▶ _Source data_
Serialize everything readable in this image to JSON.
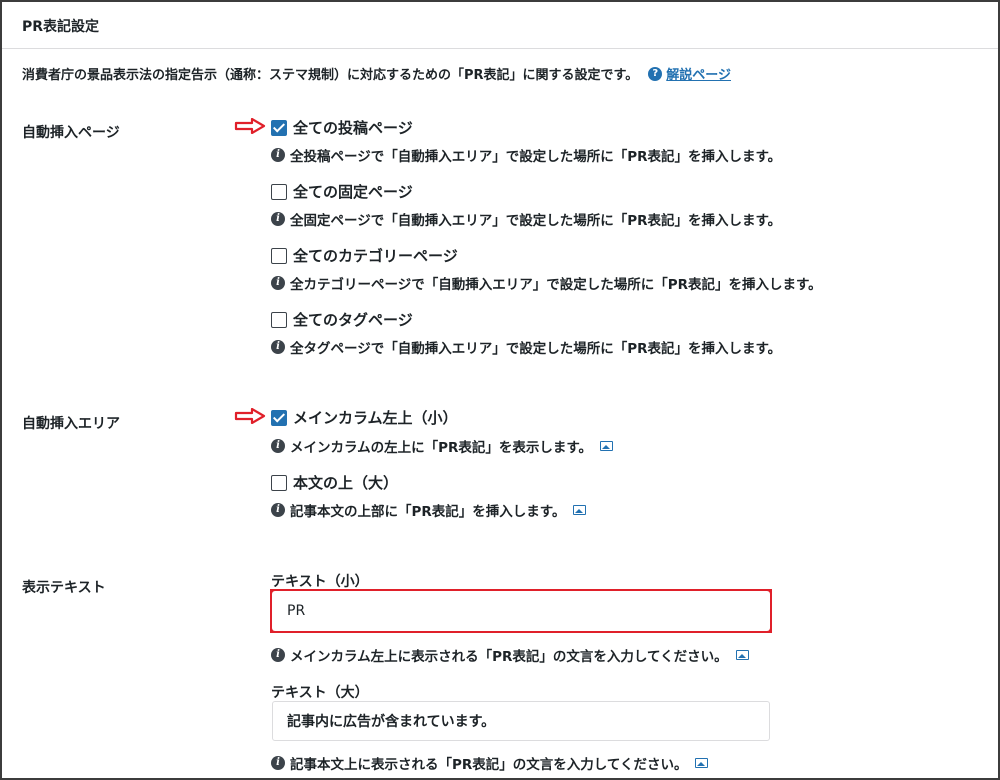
{
  "section": {
    "title": "PR表記設定",
    "description": "消費者庁の景品表示法の指定告示（通称：ステマ規制）に対応するための「PR表記」に関する設定です。",
    "help_icon": "?",
    "help_link": "解説ページ"
  },
  "auto_insert_page": {
    "label": "自動挿入ページ",
    "options": [
      {
        "label": "全ての投稿ページ",
        "checked": true,
        "info": "全投稿ページで「自動挿入エリア」で設定した場所に「PR表記」を挿入します。"
      },
      {
        "label": "全ての固定ページ",
        "checked": false,
        "info": "全固定ページで「自動挿入エリア」で設定した場所に「PR表記」を挿入します。"
      },
      {
        "label": "全てのカテゴリーページ",
        "checked": false,
        "info": "全カテゴリーページで「自動挿入エリア」で設定した場所に「PR表記」を挿入します。"
      },
      {
        "label": "全てのタグページ",
        "checked": false,
        "info": "全タグページで「自動挿入エリア」で設定した場所に「PR表記」を挿入します。"
      }
    ]
  },
  "auto_insert_area": {
    "label": "自動挿入エリア",
    "options": [
      {
        "label": "メインカラム左上（小）",
        "checked": true,
        "info": "メインカラムの左上に「PR表記」を表示します。"
      },
      {
        "label": "本文の上（大）",
        "checked": false,
        "info": "記事本文の上部に「PR表記」を挿入します。"
      }
    ]
  },
  "display_text": {
    "label": "表示テキスト",
    "small": {
      "label": "テキスト（小）",
      "value": "PR",
      "info": "メインカラム左上に表示される「PR表記」の文言を入力してください。"
    },
    "large": {
      "label": "テキスト（大）",
      "value": "記事内に広告が含まれています。",
      "info": "記事本文上に表示される「PR表記」の文言を入力してください。"
    }
  },
  "colors": {
    "accent": "#2271b1",
    "annotation_red": "#e0202a",
    "text": "#1d2327"
  },
  "icons": {
    "info": "info-circle-icon",
    "help": "question-circle-icon",
    "image": "image-preview-icon",
    "arrow": "red-arrow-right-icon"
  }
}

▶ _Given instruction_
Restate the whole listing above exactly, please, omitting every image.

▶ _Response to the exercise_
Serialize everything readable in this image to JSON.
{
  "section": {
    "title": "PR表記設定",
    "description": "消費者庁の景品表示法の指定告示（通称：ステマ規制）に対応するための「PR表記」に関する設定です。",
    "help_icon": "?",
    "help_link": "解説ページ"
  },
  "auto_insert_page": {
    "label": "自動挿入ページ",
    "options": [
      {
        "label": "全ての投稿ページ",
        "checked": true,
        "info": "全投稿ページで「自動挿入エリア」で設定した場所に「PR表記」を挿入します。"
      },
      {
        "label": "全ての固定ページ",
        "checked": false,
        "info": "全固定ページで「自動挿入エリア」で設定した場所に「PR表記」を挿入します。"
      },
      {
        "label": "全てのカテゴリーページ",
        "checked": false,
        "info": "全カテゴリーページで「自動挿入エリア」で設定した場所に「PR表記」を挿入します。"
      },
      {
        "label": "全てのタグページ",
        "checked": false,
        "info": "全タグページで「自動挿入エリア」で設定した場所に「PR表記」を挿入します。"
      }
    ]
  },
  "auto_insert_area": {
    "label": "自動挿入エリア",
    "options": [
      {
        "label": "メインカラム左上（小）",
        "checked": true,
        "info": "メインカラムの左上に「PR表記」を表示します。"
      },
      {
        "label": "本文の上（大）",
        "checked": false,
        "info": "記事本文の上部に「PR表記」を挿入します。"
      }
    ]
  },
  "display_text": {
    "label": "表示テキスト",
    "small": {
      "label": "テキスト（小）",
      "value": "PR",
      "info": "メインカラム左上に表示される「PR表記」の文言を入力してください。"
    },
    "large": {
      "label": "テキスト（大）",
      "value": "記事内に広告が含まれています。",
      "info": "記事本文上に表示される「PR表記」の文言を入力してください。"
    }
  },
  "colors": {
    "accent": "#2271b1",
    "annotation_red": "#e0202a",
    "text": "#1d2327"
  },
  "icons": {
    "info": "info-circle-icon",
    "help": "question-circle-icon",
    "image": "image-preview-icon",
    "arrow": "red-arrow-right-icon"
  }
}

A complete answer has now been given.